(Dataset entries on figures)
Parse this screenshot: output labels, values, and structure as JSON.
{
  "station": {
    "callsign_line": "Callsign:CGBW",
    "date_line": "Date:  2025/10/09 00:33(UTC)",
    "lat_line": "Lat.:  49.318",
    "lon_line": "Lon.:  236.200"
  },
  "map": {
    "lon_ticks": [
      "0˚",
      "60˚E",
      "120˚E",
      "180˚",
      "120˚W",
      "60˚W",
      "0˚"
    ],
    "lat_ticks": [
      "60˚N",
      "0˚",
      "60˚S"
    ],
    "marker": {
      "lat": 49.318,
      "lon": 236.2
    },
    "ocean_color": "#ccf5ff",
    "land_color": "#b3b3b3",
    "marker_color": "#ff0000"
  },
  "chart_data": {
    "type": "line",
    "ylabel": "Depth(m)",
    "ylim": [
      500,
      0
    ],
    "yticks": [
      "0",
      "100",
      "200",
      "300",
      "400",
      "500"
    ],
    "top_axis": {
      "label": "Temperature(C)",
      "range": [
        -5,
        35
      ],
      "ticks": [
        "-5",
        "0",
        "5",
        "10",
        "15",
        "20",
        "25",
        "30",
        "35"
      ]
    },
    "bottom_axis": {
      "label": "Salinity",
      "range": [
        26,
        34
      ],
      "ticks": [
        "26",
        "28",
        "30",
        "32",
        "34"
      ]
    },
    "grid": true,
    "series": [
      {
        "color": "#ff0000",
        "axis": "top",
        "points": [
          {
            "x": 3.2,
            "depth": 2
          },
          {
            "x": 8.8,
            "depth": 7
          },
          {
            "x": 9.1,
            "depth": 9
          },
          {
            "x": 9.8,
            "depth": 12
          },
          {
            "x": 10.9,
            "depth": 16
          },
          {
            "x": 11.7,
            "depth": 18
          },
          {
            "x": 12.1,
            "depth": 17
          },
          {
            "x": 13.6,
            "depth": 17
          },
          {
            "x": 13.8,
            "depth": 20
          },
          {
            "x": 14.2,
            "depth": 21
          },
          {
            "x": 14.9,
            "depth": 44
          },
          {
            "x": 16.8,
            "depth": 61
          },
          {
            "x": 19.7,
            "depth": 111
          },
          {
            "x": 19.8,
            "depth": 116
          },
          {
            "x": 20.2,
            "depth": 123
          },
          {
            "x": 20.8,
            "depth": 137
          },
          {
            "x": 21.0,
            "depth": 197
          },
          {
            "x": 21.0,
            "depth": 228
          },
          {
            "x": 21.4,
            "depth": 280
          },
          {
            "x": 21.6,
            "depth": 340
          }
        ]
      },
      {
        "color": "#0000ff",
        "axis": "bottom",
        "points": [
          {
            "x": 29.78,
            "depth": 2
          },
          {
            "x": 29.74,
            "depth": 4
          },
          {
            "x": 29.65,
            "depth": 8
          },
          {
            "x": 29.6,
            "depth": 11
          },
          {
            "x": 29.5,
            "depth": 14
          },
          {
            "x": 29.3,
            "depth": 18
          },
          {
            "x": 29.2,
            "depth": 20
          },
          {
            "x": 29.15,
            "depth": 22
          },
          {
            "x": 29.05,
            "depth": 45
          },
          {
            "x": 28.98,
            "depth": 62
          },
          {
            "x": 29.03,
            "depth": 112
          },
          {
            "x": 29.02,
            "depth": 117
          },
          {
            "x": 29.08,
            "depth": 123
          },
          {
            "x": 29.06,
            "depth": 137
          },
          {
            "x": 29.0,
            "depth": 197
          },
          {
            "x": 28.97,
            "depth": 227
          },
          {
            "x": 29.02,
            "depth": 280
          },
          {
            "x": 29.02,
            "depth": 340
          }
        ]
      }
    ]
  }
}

**TASK STATEMENT**
Please reproduce all of the entries exactly as they stand.

**WRITTEN RESPONSE**
Parse this screenshot: output labels, values, and structure as JSON.
{
  "station": {
    "callsign_line": "Callsign:CGBW",
    "date_line": "Date:  2025/10/09 00:33(UTC)",
    "lat_line": "Lat.:  49.318",
    "lon_line": "Lon.:  236.200"
  },
  "map": {
    "lon_ticks": [
      "0˚",
      "60˚E",
      "120˚E",
      "180˚",
      "120˚W",
      "60˚W",
      "0˚"
    ],
    "lat_ticks": [
      "60˚N",
      "0˚",
      "60˚S"
    ],
    "marker": {
      "lat": 49.318,
      "lon": 236.2
    },
    "ocean_color": "#ccf5ff",
    "land_color": "#b3b3b3",
    "marker_color": "#ff0000"
  },
  "chart_data": {
    "type": "line",
    "ylabel": "Depth(m)",
    "ylim": [
      500,
      0
    ],
    "yticks": [
      "0",
      "100",
      "200",
      "300",
      "400",
      "500"
    ],
    "top_axis": {
      "label": "Temperature(C)",
      "range": [
        -5,
        35
      ],
      "ticks": [
        "-5",
        "0",
        "5",
        "10",
        "15",
        "20",
        "25",
        "30",
        "35"
      ]
    },
    "bottom_axis": {
      "label": "Salinity",
      "range": [
        26,
        34
      ],
      "ticks": [
        "26",
        "28",
        "30",
        "32",
        "34"
      ]
    },
    "grid": true,
    "series": [
      {
        "color": "#ff0000",
        "axis": "top",
        "points": [
          {
            "x": 3.2,
            "depth": 2
          },
          {
            "x": 8.8,
            "depth": 7
          },
          {
            "x": 9.1,
            "depth": 9
          },
          {
            "x": 9.8,
            "depth": 12
          },
          {
            "x": 10.9,
            "depth": 16
          },
          {
            "x": 11.7,
            "depth": 18
          },
          {
            "x": 12.1,
            "depth": 17
          },
          {
            "x": 13.6,
            "depth": 17
          },
          {
            "x": 13.8,
            "depth": 20
          },
          {
            "x": 14.2,
            "depth": 21
          },
          {
            "x": 14.9,
            "depth": 44
          },
          {
            "x": 16.8,
            "depth": 61
          },
          {
            "x": 19.7,
            "depth": 111
          },
          {
            "x": 19.8,
            "depth": 116
          },
          {
            "x": 20.2,
            "depth": 123
          },
          {
            "x": 20.8,
            "depth": 137
          },
          {
            "x": 21.0,
            "depth": 197
          },
          {
            "x": 21.0,
            "depth": 228
          },
          {
            "x": 21.4,
            "depth": 280
          },
          {
            "x": 21.6,
            "depth": 340
          }
        ]
      },
      {
        "color": "#0000ff",
        "axis": "bottom",
        "points": [
          {
            "x": 29.78,
            "depth": 2
          },
          {
            "x": 29.74,
            "depth": 4
          },
          {
            "x": 29.65,
            "depth": 8
          },
          {
            "x": 29.6,
            "depth": 11
          },
          {
            "x": 29.5,
            "depth": 14
          },
          {
            "x": 29.3,
            "depth": 18
          },
          {
            "x": 29.2,
            "depth": 20
          },
          {
            "x": 29.15,
            "depth": 22
          },
          {
            "x": 29.05,
            "depth": 45
          },
          {
            "x": 28.98,
            "depth": 62
          },
          {
            "x": 29.03,
            "depth": 112
          },
          {
            "x": 29.02,
            "depth": 117
          },
          {
            "x": 29.08,
            "depth": 123
          },
          {
            "x": 29.06,
            "depth": 137
          },
          {
            "x": 29.0,
            "depth": 197
          },
          {
            "x": 28.97,
            "depth": 227
          },
          {
            "x": 29.02,
            "depth": 280
          },
          {
            "x": 29.02,
            "depth": 340
          }
        ]
      }
    ]
  }
}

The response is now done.